■ What the task requires ■
Using the data below, gather each line that includes the word "Surface".

Items from a figure collection:
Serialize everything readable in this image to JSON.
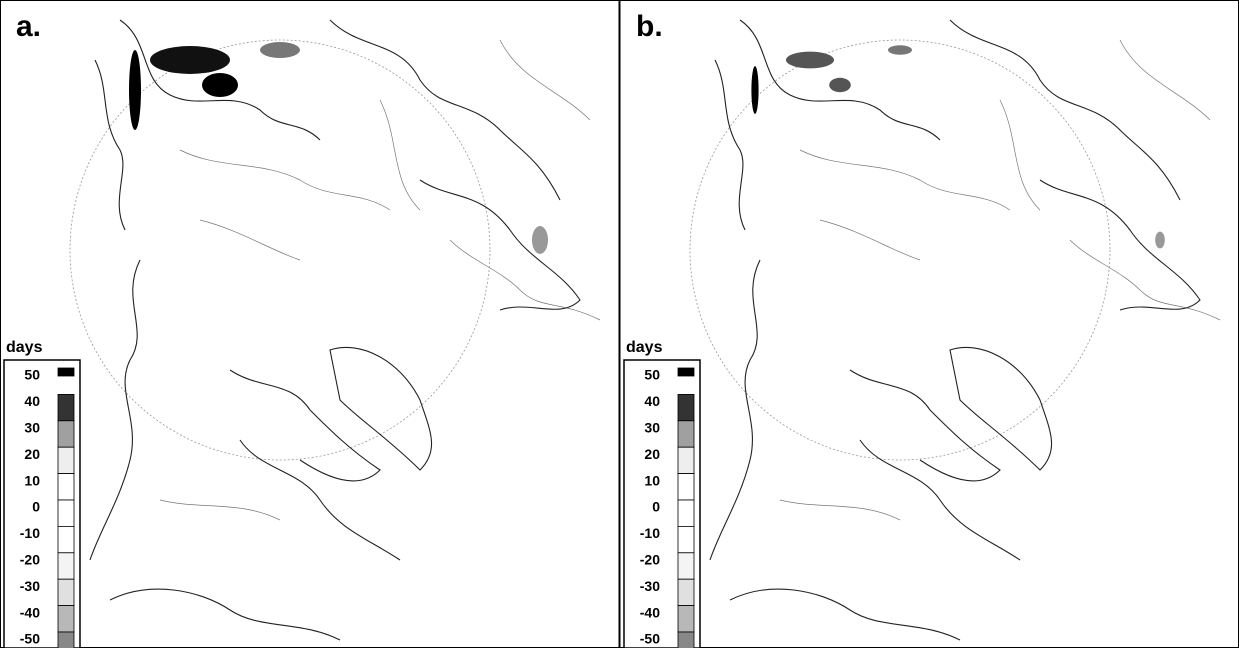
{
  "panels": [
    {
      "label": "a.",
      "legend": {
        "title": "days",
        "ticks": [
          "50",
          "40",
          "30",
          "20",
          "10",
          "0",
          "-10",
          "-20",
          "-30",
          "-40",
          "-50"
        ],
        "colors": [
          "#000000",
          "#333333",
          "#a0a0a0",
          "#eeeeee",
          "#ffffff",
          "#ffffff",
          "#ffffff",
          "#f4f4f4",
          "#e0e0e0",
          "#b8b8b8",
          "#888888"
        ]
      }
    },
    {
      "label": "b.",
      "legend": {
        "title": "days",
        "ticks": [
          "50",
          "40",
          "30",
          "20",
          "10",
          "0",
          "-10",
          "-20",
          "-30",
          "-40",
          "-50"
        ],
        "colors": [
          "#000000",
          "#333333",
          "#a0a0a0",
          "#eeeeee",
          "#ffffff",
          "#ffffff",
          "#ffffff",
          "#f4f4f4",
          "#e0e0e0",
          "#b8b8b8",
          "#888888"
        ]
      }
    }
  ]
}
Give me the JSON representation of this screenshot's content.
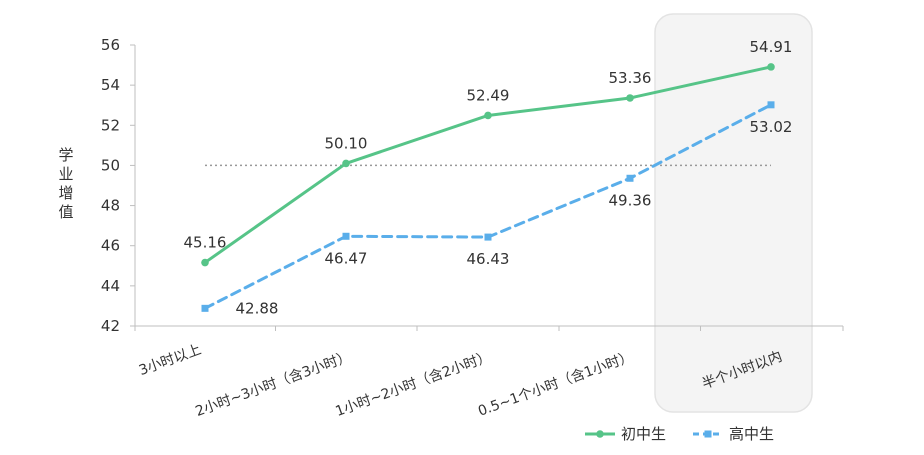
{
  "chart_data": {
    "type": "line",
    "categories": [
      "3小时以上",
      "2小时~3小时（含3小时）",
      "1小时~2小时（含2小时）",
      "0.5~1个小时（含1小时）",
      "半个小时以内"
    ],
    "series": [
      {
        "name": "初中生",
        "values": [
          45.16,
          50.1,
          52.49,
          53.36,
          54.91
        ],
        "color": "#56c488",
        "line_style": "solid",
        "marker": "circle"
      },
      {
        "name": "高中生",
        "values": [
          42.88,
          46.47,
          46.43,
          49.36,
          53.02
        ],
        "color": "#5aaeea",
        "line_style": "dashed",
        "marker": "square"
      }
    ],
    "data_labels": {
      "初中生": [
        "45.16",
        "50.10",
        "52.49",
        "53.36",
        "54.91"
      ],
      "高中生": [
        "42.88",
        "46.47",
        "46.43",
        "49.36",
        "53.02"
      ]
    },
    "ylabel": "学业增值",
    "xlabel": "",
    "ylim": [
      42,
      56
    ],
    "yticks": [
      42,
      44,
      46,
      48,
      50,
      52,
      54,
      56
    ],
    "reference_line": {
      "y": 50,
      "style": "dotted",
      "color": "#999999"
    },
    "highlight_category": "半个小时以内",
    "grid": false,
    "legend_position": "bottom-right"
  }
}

* * *

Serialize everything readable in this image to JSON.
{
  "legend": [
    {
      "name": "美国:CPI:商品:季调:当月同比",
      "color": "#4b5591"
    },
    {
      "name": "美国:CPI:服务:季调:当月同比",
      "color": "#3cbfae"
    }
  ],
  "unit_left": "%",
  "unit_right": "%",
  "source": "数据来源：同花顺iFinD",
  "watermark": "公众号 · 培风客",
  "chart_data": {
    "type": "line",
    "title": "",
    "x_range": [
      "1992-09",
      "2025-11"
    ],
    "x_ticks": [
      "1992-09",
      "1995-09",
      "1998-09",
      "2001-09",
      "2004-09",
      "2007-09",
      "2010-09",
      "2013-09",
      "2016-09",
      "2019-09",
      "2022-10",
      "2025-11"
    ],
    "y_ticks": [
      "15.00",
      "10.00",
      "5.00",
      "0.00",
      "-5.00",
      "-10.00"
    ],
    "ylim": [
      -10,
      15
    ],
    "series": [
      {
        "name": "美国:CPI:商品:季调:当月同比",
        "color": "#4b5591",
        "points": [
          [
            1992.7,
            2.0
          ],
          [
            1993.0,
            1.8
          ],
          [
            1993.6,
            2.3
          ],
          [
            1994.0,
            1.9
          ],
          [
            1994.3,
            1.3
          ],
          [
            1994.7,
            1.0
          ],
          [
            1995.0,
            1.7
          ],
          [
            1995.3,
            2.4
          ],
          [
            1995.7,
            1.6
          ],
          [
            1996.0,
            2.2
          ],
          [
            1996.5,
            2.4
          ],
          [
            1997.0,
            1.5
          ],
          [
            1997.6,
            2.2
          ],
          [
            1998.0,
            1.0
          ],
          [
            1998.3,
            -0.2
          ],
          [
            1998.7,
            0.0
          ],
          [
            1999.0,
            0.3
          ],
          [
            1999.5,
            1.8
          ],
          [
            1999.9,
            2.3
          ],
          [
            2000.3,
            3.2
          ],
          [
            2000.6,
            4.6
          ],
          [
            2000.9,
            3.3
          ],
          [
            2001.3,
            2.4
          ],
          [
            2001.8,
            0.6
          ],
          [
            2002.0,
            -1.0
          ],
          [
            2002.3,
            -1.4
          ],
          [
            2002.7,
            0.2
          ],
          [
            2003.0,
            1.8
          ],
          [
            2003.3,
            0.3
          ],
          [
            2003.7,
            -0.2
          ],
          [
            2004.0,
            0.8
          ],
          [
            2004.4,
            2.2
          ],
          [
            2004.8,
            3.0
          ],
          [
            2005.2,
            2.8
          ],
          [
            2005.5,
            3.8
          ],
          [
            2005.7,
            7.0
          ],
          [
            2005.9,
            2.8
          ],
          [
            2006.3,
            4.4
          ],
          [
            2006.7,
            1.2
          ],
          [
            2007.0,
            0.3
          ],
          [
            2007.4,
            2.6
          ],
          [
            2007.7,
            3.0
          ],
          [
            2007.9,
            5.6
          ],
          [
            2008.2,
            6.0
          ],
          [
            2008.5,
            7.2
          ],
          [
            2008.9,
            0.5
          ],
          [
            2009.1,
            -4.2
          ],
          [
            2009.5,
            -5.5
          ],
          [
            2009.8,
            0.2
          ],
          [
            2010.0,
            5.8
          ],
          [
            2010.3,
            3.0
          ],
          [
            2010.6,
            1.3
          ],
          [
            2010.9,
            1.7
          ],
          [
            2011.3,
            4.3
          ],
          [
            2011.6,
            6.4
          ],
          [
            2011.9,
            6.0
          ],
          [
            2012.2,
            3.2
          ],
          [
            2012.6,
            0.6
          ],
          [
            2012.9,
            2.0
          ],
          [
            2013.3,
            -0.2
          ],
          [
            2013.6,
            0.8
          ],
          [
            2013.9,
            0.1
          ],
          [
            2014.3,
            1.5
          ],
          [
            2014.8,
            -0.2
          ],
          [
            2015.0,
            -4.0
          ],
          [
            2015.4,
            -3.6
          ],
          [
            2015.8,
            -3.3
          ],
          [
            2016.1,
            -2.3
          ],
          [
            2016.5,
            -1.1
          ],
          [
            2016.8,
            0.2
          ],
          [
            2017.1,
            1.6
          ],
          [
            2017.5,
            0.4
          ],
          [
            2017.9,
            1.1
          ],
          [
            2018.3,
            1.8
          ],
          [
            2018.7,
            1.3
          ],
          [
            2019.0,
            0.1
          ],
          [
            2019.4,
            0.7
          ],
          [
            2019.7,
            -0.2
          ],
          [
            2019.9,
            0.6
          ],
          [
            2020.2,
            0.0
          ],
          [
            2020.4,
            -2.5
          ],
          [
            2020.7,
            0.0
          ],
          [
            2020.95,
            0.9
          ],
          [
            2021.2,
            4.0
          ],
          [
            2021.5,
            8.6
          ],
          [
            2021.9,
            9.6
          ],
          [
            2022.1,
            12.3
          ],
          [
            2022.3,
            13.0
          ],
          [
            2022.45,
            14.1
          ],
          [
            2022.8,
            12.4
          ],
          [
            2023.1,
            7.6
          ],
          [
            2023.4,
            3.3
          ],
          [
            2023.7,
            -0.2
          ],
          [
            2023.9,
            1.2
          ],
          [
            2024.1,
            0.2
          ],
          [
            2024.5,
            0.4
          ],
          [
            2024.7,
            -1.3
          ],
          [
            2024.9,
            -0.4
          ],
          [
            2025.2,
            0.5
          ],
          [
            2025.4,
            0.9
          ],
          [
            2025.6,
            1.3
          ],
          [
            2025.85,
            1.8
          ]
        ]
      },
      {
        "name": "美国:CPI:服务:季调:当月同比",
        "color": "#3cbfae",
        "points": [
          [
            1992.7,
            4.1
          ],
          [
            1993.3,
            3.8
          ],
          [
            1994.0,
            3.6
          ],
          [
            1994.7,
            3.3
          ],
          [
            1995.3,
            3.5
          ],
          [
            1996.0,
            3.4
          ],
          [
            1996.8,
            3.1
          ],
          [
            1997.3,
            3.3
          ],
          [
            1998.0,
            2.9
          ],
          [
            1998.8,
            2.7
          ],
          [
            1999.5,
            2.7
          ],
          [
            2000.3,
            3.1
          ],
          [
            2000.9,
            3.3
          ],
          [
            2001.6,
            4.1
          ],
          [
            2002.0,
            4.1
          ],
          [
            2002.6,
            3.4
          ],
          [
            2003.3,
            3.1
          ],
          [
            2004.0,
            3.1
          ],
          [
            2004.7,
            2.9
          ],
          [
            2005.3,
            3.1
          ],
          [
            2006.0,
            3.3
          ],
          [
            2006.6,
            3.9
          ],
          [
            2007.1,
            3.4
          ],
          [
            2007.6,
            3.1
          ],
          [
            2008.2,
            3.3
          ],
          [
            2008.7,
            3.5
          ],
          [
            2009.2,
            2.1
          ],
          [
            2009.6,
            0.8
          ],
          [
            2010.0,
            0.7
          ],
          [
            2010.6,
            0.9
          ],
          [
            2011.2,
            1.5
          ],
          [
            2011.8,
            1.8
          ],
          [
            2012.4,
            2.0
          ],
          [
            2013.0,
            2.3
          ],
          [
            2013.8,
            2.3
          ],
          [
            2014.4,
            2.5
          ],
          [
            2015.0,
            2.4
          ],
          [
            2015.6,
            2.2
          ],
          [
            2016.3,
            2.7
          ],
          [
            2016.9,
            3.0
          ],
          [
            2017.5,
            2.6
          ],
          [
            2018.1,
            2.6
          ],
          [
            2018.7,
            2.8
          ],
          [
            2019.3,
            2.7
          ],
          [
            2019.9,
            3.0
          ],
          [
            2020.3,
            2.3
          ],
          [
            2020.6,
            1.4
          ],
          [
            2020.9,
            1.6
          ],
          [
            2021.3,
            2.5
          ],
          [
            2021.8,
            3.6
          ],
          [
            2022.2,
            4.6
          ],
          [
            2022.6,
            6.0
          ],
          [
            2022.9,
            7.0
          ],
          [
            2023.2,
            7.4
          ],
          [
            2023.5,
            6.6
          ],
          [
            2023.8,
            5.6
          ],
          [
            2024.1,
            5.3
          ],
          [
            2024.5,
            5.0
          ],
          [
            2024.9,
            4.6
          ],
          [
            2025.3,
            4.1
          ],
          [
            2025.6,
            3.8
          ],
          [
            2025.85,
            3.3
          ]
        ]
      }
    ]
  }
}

==

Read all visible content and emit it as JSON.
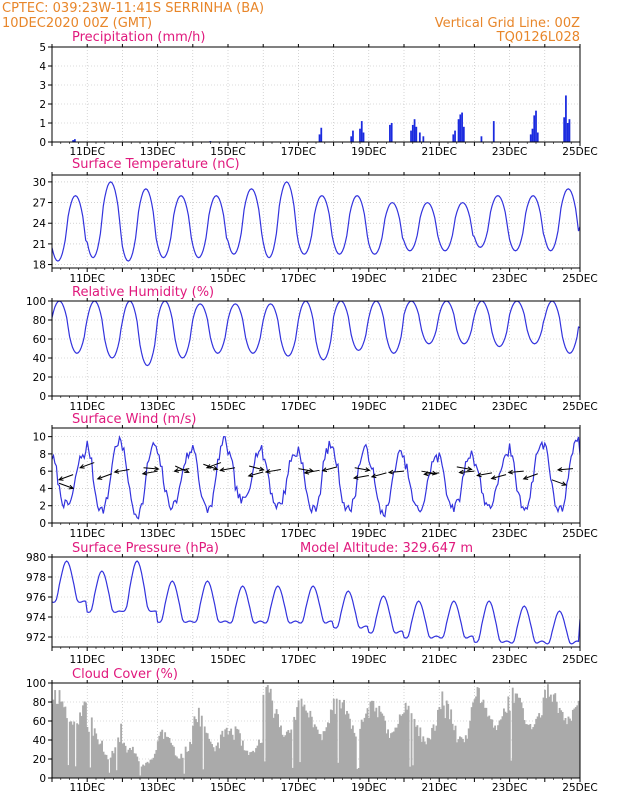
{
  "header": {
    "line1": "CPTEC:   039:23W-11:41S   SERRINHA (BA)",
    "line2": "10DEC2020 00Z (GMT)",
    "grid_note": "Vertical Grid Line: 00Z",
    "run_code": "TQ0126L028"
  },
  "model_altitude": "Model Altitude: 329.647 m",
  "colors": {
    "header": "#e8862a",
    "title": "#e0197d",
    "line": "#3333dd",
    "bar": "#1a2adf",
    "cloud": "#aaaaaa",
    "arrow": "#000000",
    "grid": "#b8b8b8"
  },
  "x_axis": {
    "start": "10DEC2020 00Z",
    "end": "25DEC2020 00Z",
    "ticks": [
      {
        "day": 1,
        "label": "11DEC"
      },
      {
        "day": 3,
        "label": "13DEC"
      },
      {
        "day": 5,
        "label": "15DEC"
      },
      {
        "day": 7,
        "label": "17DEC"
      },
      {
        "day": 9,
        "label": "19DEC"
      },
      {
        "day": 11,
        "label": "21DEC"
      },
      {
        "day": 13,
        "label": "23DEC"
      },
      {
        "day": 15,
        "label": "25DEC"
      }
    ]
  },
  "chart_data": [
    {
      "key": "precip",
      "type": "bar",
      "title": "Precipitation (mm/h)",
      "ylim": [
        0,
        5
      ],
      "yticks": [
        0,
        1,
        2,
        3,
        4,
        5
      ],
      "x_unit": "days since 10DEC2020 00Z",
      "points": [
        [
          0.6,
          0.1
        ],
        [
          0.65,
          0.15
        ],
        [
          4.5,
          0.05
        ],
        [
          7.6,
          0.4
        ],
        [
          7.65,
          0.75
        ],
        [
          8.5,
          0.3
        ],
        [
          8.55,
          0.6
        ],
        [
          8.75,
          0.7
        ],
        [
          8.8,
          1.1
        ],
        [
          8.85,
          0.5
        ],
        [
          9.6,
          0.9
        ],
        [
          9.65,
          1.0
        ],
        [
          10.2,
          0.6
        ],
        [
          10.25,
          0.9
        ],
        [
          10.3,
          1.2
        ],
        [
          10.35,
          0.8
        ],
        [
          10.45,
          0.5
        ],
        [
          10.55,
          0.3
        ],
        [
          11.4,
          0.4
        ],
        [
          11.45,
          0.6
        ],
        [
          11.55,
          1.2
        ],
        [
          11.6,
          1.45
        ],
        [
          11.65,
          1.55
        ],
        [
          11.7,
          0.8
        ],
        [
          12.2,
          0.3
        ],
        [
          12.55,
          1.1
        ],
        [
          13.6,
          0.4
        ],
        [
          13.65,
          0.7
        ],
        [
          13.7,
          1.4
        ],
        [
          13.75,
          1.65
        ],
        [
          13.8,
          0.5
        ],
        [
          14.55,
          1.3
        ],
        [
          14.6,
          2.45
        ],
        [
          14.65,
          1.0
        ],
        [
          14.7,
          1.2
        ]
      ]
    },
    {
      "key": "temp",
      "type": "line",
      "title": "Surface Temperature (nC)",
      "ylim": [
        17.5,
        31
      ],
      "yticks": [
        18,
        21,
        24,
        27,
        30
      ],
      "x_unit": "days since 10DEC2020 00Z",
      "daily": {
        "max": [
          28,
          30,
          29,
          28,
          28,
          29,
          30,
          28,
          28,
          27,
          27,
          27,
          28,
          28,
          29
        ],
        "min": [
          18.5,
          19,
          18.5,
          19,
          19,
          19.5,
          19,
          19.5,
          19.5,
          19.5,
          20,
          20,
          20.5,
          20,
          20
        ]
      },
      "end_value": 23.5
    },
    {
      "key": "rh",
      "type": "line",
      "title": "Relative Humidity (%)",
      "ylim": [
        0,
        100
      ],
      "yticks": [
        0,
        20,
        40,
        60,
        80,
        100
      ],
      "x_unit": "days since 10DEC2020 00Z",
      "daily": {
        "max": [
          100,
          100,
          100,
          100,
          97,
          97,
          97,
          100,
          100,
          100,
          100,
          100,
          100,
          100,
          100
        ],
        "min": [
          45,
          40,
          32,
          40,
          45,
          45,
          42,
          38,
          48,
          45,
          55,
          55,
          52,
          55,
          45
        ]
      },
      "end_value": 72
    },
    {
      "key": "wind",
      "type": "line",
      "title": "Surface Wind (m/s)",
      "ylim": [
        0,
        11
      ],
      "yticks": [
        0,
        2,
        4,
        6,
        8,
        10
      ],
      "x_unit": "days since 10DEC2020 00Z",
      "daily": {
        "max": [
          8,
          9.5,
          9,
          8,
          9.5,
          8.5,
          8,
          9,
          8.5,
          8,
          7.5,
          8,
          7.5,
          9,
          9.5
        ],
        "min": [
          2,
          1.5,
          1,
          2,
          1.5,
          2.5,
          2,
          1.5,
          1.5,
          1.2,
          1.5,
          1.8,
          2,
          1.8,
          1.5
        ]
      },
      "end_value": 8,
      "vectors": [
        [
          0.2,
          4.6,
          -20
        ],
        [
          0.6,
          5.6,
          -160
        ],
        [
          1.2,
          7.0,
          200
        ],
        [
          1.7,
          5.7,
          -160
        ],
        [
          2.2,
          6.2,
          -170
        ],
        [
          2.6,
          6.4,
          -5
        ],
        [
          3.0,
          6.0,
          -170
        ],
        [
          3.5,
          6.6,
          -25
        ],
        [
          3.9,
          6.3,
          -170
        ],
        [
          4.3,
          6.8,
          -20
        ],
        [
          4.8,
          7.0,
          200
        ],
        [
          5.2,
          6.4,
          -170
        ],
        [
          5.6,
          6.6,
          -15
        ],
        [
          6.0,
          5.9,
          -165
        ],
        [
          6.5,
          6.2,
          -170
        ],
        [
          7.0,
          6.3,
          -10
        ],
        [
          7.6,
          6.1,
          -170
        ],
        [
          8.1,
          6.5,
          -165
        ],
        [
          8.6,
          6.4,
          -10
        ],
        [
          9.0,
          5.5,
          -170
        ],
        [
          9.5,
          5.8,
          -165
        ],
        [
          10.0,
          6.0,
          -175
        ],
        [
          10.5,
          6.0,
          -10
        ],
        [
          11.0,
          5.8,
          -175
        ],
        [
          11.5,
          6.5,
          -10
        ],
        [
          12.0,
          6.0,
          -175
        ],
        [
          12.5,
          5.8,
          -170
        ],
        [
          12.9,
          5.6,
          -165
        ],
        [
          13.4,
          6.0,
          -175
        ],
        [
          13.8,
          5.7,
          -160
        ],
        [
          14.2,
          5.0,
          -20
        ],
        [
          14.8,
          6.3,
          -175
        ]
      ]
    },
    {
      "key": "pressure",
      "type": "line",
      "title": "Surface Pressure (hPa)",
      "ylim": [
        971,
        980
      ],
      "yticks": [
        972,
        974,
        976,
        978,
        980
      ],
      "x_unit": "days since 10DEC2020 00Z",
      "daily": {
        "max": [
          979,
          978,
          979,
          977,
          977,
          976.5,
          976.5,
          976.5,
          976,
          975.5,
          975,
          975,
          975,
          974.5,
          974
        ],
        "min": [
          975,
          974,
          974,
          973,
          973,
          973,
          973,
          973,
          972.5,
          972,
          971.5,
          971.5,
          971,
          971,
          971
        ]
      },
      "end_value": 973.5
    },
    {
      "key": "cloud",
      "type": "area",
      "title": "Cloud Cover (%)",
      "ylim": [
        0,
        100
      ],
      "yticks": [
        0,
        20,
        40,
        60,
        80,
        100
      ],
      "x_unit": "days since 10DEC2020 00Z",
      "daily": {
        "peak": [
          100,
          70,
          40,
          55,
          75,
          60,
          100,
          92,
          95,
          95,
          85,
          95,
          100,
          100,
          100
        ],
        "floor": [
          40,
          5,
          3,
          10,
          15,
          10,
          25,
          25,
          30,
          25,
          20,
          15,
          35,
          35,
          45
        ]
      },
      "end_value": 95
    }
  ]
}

■ Final answer ■
      "title": "Surface Temperature (nC)",
      "title": "Surface Wind (m/s)",
      "title": "Surface Pressure (hPa)",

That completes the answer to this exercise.